* [Goal] Quote the whole listing verbatim.

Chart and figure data
---

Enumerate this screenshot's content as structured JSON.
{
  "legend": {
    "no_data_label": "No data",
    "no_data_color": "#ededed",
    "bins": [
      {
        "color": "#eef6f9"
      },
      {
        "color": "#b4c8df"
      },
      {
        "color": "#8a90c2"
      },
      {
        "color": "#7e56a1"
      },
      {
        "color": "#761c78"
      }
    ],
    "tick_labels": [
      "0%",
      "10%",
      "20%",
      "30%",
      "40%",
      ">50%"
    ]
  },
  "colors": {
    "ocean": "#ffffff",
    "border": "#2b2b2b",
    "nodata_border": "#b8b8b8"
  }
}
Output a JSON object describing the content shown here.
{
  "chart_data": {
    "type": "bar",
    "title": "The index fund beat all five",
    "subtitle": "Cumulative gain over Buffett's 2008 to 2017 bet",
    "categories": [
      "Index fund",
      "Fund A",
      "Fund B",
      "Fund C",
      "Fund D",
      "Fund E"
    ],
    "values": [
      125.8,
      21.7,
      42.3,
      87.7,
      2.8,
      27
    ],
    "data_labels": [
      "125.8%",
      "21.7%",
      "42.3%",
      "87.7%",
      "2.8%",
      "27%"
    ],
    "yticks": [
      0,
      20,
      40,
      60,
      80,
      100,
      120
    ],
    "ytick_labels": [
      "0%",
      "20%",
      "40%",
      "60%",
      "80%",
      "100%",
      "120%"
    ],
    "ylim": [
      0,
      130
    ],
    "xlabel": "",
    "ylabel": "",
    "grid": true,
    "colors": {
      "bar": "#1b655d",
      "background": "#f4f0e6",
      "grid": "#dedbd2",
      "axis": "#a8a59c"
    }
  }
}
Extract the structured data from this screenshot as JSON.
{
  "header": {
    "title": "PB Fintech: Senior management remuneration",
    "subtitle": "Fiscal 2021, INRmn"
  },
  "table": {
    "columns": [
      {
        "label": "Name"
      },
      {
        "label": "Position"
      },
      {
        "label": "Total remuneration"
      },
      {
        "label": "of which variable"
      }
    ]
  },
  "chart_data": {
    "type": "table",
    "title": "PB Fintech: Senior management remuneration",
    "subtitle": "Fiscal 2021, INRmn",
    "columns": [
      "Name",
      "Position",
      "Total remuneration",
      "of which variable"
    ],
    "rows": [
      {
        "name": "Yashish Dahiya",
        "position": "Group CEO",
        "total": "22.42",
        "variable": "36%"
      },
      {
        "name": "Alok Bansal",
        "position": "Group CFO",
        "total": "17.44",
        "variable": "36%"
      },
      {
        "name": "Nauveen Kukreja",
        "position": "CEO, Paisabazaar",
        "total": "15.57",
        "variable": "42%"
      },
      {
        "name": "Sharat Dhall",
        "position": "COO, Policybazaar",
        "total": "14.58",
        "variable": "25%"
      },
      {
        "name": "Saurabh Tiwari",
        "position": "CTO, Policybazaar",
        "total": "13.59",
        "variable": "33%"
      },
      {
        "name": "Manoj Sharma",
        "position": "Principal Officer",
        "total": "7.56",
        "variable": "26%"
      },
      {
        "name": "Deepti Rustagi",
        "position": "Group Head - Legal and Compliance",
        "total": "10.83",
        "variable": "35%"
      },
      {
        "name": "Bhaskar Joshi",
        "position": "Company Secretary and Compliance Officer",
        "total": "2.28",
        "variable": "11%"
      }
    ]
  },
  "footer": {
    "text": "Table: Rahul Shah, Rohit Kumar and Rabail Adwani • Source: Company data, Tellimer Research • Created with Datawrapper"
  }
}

---

* [Task response]
Enumerate this screenshot's content as structured JSON.
{
  "legend": {
    "no_data_label": "No data",
    "no_data_color": "#ededed",
    "bins": [
      {
        "color": "#eef6f9"
      },
      {
        "color": "#b4c8df"
      },
      {
        "color": "#8a90c2"
      },
      {
        "color": "#7e56a1"
      },
      {
        "color": "#761c78"
      }
    ],
    "tick_labels": [
      "0%",
      "10%",
      "20%",
      "30%",
      "40%",
      ">50%"
    ]
  },
  "colors": {
    "ocean": "#ffffff",
    "border": "#2b2b2b",
    "nodata_border": "#b8b8b8"
  }
}
Output a JSON object describing the content shown here.
{
  "chart_data": {
    "type": "bar",
    "title": "The index fund beat all five",
    "subtitle": "Cumulative gain over Buffett's 2008 to 2017 bet",
    "categories": [
      "Index fund",
      "Fund A",
      "Fund B",
      "Fund C",
      "Fund D",
      "Fund E"
    ],
    "values": [
      125.8,
      21.7,
      42.3,
      87.7,
      2.8,
      27
    ],
    "data_labels": [
      "125.8%",
      "21.7%",
      "42.3%",
      "87.7%",
      "2.8%",
      "27%"
    ],
    "yticks": [
      0,
      20,
      40,
      60,
      80,
      100,
      120
    ],
    "ytick_labels": [
      "0%",
      "20%",
      "40%",
      "60%",
      "80%",
      "100%",
      "120%"
    ],
    "ylim": [
      0,
      130
    ],
    "xlabel": "",
    "ylabel": "",
    "grid": true,
    "colors": {
      "bar": "#1b655d",
      "background": "#f4f0e6",
      "grid": "#dedbd2",
      "axis": "#a8a59c"
    }
  }
}
Extract the structured data from this screenshot as JSON.
{
  "header": {
    "title": "PB Fintech: Senior management remuneration",
    "subtitle": "Fiscal 2021, INRmn"
  },
  "table": {
    "columns": [
      {
        "label": "Name"
      },
      {
        "label": "Position"
      },
      {
        "label": "Total remuneration"
      },
      {
        "label": "of which variable"
      }
    ]
  },
  "chart_data": {
    "type": "table",
    "title": "PB Fintech: Senior management remuneration",
    "subtitle": "Fiscal 2021, INRmn",
    "columns": [
      "Name",
      "Position",
      "Total remuneration",
      "of which variable"
    ],
    "rows": [
      {
        "name": "Yashish Dahiya",
        "position": "Group CEO",
        "total": "22.42",
        "variable": "36%"
      },
      {
        "name": "Alok Bansal",
        "position": "Group CFO",
        "total": "17.44",
        "variable": "36%"
      },
      {
        "name": "Nauveen Kukreja",
        "position": "CEO, Paisabazaar",
        "total": "15.57",
        "variable": "42%"
      },
      {
        "name": "Sharat Dhall",
        "position": "COO, Policybazaar",
        "total": "14.58",
        "variable": "25%"
      },
      {
        "name": "Saurabh Tiwari",
        "position": "CTO, Policybazaar",
        "total": "13.59",
        "variable": "33%"
      },
      {
        "name": "Manoj Sharma",
        "position": "Principal Officer",
        "total": "7.56",
        "variable": "26%"
      },
      {
        "name": "Deepti Rustagi",
        "position": "Group Head - Legal and Compliance",
        "total": "10.83",
        "variable": "35%"
      },
      {
        "name": "Bhaskar Joshi",
        "position": "Company Secretary and Compliance Officer",
        "total": "2.28",
        "variable": "11%"
      }
    ]
  },
  "footer": {
    "text": "Table: Rahul Shah, Rohit Kumar and Rabail Adwani • Source: Company data, Tellimer Research • Created with Datawrapper"
  }
}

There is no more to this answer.